#### Information supplied ####

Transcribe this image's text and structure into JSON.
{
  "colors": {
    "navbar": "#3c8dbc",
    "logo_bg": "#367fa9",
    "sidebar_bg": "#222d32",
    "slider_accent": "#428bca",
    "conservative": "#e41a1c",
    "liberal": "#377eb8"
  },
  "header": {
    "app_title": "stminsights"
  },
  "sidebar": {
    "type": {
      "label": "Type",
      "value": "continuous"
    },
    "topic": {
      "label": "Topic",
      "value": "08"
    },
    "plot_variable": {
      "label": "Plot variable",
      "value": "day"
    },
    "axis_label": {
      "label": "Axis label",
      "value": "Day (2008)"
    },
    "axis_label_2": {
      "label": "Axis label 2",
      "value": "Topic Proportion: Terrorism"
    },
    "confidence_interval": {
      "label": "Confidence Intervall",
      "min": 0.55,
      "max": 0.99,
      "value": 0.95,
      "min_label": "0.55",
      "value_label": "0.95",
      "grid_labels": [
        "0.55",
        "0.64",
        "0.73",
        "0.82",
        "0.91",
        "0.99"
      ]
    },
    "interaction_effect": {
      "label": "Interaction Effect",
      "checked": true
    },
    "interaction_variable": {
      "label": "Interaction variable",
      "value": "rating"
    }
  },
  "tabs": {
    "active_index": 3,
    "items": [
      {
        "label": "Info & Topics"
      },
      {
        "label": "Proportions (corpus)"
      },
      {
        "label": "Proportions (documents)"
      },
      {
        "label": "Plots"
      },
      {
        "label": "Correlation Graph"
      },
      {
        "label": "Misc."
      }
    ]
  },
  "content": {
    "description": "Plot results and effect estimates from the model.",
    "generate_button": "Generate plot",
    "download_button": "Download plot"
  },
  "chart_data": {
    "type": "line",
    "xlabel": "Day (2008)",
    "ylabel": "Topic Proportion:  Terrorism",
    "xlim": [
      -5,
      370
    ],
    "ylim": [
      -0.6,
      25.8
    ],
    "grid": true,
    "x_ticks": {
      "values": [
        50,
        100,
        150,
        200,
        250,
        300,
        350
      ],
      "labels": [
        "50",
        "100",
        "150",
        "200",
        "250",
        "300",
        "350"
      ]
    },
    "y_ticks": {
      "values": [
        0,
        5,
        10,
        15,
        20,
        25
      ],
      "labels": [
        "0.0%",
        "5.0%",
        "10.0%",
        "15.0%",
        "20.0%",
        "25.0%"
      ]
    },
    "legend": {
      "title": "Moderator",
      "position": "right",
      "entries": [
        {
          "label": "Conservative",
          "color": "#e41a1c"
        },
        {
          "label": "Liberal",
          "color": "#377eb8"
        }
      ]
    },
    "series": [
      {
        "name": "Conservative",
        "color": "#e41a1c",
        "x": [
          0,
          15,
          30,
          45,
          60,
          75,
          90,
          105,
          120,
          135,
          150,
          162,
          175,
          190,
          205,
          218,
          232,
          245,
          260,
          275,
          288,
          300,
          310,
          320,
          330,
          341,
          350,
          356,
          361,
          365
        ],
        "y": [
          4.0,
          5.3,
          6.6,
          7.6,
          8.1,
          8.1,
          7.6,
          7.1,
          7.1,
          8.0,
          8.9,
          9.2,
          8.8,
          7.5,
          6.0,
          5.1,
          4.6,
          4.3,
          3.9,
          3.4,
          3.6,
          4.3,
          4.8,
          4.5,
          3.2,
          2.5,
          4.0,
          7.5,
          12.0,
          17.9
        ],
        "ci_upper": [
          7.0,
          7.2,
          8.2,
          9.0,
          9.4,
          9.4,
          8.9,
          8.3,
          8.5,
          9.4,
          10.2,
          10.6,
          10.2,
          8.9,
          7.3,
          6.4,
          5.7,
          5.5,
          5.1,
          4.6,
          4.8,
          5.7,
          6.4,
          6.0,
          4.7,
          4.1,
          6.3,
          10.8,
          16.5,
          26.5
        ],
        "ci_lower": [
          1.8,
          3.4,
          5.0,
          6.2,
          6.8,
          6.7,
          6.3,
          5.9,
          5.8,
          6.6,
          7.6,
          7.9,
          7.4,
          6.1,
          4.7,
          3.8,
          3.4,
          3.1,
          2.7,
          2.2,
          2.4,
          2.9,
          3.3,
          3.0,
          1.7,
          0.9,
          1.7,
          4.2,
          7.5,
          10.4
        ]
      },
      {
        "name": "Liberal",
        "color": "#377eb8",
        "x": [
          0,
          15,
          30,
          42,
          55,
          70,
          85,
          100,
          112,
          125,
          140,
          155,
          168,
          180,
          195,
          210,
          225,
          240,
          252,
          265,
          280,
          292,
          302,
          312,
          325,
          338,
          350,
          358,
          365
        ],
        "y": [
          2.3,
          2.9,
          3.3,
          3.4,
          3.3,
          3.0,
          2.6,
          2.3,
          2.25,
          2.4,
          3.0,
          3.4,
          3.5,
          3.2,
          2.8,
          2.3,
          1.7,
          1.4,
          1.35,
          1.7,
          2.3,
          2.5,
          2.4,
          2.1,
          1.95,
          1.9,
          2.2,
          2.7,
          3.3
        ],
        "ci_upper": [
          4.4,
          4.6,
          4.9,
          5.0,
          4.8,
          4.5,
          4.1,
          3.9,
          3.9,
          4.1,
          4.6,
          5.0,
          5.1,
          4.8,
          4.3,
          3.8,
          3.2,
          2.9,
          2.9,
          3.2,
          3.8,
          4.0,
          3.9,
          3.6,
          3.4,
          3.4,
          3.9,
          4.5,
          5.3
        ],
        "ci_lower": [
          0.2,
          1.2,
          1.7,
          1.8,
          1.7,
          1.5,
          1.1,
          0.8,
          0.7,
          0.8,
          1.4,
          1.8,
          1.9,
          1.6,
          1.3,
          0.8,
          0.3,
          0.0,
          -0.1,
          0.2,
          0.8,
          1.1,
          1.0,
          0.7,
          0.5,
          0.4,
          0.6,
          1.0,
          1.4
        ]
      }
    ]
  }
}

####

Task ->
Please output the complete data exactly.

Exercise output ->
Transcribe this image's text and structure into JSON.
{
  "colors": {
    "navbar": "#3c8dbc",
    "logo_bg": "#367fa9",
    "sidebar_bg": "#222d32",
    "slider_accent": "#428bca",
    "conservative": "#e41a1c",
    "liberal": "#377eb8"
  },
  "header": {
    "app_title": "stminsights"
  },
  "sidebar": {
    "type": {
      "label": "Type",
      "value": "continuous"
    },
    "topic": {
      "label": "Topic",
      "value": "08"
    },
    "plot_variable": {
      "label": "Plot variable",
      "value": "day"
    },
    "axis_label": {
      "label": "Axis label",
      "value": "Day (2008)"
    },
    "axis_label_2": {
      "label": "Axis label 2",
      "value": "Topic Proportion: Terrorism"
    },
    "confidence_interval": {
      "label": "Confidence Intervall",
      "min": 0.55,
      "max": 0.99,
      "value": 0.95,
      "min_label": "0.55",
      "value_label": "0.95",
      "grid_labels": [
        "0.55",
        "0.64",
        "0.73",
        "0.82",
        "0.91",
        "0.99"
      ]
    },
    "interaction_effect": {
      "label": "Interaction Effect",
      "checked": true
    },
    "interaction_variable": {
      "label": "Interaction variable",
      "value": "rating"
    }
  },
  "tabs": {
    "active_index": 3,
    "items": [
      {
        "label": "Info & Topics"
      },
      {
        "label": "Proportions (corpus)"
      },
      {
        "label": "Proportions (documents)"
      },
      {
        "label": "Plots"
      },
      {
        "label": "Correlation Graph"
      },
      {
        "label": "Misc."
      }
    ]
  },
  "content": {
    "description": "Plot results and effect estimates from the model.",
    "generate_button": "Generate plot",
    "download_button": "Download plot"
  },
  "chart_data": {
    "type": "line",
    "xlabel": "Day (2008)",
    "ylabel": "Topic Proportion:  Terrorism",
    "xlim": [
      -5,
      370
    ],
    "ylim": [
      -0.6,
      25.8
    ],
    "grid": true,
    "x_ticks": {
      "values": [
        50,
        100,
        150,
        200,
        250,
        300,
        350
      ],
      "labels": [
        "50",
        "100",
        "150",
        "200",
        "250",
        "300",
        "350"
      ]
    },
    "y_ticks": {
      "values": [
        0,
        5,
        10,
        15,
        20,
        25
      ],
      "labels": [
        "0.0%",
        "5.0%",
        "10.0%",
        "15.0%",
        "20.0%",
        "25.0%"
      ]
    },
    "legend": {
      "title": "Moderator",
      "position": "right",
      "entries": [
        {
          "label": "Conservative",
          "color": "#e41a1c"
        },
        {
          "label": "Liberal",
          "color": "#377eb8"
        }
      ]
    },
    "series": [
      {
        "name": "Conservative",
        "color": "#e41a1c",
        "x": [
          0,
          15,
          30,
          45,
          60,
          75,
          90,
          105,
          120,
          135,
          150,
          162,
          175,
          190,
          205,
          218,
          232,
          245,
          260,
          275,
          288,
          300,
          310,
          320,
          330,
          341,
          350,
          356,
          361,
          365
        ],
        "y": [
          4.0,
          5.3,
          6.6,
          7.6,
          8.1,
          8.1,
          7.6,
          7.1,
          7.1,
          8.0,
          8.9,
          9.2,
          8.8,
          7.5,
          6.0,
          5.1,
          4.6,
          4.3,
          3.9,
          3.4,
          3.6,
          4.3,
          4.8,
          4.5,
          3.2,
          2.5,
          4.0,
          7.5,
          12.0,
          17.9
        ],
        "ci_upper": [
          7.0,
          7.2,
          8.2,
          9.0,
          9.4,
          9.4,
          8.9,
          8.3,
          8.5,
          9.4,
          10.2,
          10.6,
          10.2,
          8.9,
          7.3,
          6.4,
          5.7,
          5.5,
          5.1,
          4.6,
          4.8,
          5.7,
          6.4,
          6.0,
          4.7,
          4.1,
          6.3,
          10.8,
          16.5,
          26.5
        ],
        "ci_lower": [
          1.8,
          3.4,
          5.0,
          6.2,
          6.8,
          6.7,
          6.3,
          5.9,
          5.8,
          6.6,
          7.6,
          7.9,
          7.4,
          6.1,
          4.7,
          3.8,
          3.4,
          3.1,
          2.7,
          2.2,
          2.4,
          2.9,
          3.3,
          3.0,
          1.7,
          0.9,
          1.7,
          4.2,
          7.5,
          10.4
        ]
      },
      {
        "name": "Liberal",
        "color": "#377eb8",
        "x": [
          0,
          15,
          30,
          42,
          55,
          70,
          85,
          100,
          112,
          125,
          140,
          155,
          168,
          180,
          195,
          210,
          225,
          240,
          252,
          265,
          280,
          292,
          302,
          312,
          325,
          338,
          350,
          358,
          365
        ],
        "y": [
          2.3,
          2.9,
          3.3,
          3.4,
          3.3,
          3.0,
          2.6,
          2.3,
          2.25,
          2.4,
          3.0,
          3.4,
          3.5,
          3.2,
          2.8,
          2.3,
          1.7,
          1.4,
          1.35,
          1.7,
          2.3,
          2.5,
          2.4,
          2.1,
          1.95,
          1.9,
          2.2,
          2.7,
          3.3
        ],
        "ci_upper": [
          4.4,
          4.6,
          4.9,
          5.0,
          4.8,
          4.5,
          4.1,
          3.9,
          3.9,
          4.1,
          4.6,
          5.0,
          5.1,
          4.8,
          4.3,
          3.8,
          3.2,
          2.9,
          2.9,
          3.2,
          3.8,
          4.0,
          3.9,
          3.6,
          3.4,
          3.4,
          3.9,
          4.5,
          5.3
        ],
        "ci_lower": [
          0.2,
          1.2,
          1.7,
          1.8,
          1.7,
          1.5,
          1.1,
          0.8,
          0.7,
          0.8,
          1.4,
          1.8,
          1.9,
          1.6,
          1.3,
          0.8,
          0.3,
          0.0,
          -0.1,
          0.2,
          0.8,
          1.1,
          1.0,
          0.7,
          0.5,
          0.4,
          0.6,
          1.0,
          1.4
        ]
      }
    ]
  }
}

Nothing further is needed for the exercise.